▶ [WHAT IS ASKED]: From the listing below, pull out all lines with "color" in them.

▶ [DATA SHOWN]:
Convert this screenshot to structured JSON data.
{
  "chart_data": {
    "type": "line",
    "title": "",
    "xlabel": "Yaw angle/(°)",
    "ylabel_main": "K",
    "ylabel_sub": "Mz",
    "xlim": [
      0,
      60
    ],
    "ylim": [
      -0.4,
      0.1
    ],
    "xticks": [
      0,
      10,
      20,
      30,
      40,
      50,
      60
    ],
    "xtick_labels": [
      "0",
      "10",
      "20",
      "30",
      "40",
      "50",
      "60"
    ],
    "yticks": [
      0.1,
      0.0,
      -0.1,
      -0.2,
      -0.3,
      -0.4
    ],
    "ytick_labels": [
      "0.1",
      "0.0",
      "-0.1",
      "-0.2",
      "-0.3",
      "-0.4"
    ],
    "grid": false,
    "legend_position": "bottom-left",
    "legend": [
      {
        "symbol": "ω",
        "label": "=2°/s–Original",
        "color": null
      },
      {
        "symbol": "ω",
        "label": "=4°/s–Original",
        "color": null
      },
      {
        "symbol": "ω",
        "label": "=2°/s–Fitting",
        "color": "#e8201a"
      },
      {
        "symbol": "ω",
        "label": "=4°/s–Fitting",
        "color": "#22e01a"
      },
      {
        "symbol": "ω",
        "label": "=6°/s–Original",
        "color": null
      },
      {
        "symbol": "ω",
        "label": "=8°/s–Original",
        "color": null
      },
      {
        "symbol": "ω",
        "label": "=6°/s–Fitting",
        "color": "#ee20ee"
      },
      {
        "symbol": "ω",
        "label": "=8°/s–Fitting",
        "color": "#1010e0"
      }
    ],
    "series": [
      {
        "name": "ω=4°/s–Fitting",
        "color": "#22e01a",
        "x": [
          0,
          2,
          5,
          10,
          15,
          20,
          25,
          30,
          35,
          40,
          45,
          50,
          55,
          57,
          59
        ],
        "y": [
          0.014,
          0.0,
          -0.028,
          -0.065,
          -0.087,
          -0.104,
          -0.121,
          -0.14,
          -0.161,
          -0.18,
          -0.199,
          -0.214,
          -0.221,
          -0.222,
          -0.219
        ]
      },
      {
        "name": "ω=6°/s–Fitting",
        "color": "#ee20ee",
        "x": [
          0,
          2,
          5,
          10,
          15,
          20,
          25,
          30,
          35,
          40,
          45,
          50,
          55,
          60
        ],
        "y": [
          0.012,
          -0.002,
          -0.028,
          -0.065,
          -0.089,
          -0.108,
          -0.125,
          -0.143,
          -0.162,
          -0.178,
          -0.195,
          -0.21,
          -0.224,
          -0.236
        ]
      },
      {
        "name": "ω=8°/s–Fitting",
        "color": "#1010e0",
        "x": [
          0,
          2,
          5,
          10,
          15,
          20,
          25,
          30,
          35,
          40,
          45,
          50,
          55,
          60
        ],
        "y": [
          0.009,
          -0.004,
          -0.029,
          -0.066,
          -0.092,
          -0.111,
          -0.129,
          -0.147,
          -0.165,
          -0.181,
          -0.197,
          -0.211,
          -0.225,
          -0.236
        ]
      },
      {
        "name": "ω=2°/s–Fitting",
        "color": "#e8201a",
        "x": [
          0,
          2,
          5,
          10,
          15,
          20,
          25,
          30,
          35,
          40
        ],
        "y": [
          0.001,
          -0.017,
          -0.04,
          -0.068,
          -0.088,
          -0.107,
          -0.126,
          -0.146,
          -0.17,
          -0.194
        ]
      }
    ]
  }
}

▶ [TASK RESULT]:
        "color": null
        "color": null
        "color": "#e8201a"
        "color": "#22e01a"
        "color": null
        "color": null
        "color": "#ee20ee"
        "color": "#1010e0"
        "color": "#22e01a",
        "color": "#ee20ee",
        "color": "#1010e0",
        "color": "#e8201a",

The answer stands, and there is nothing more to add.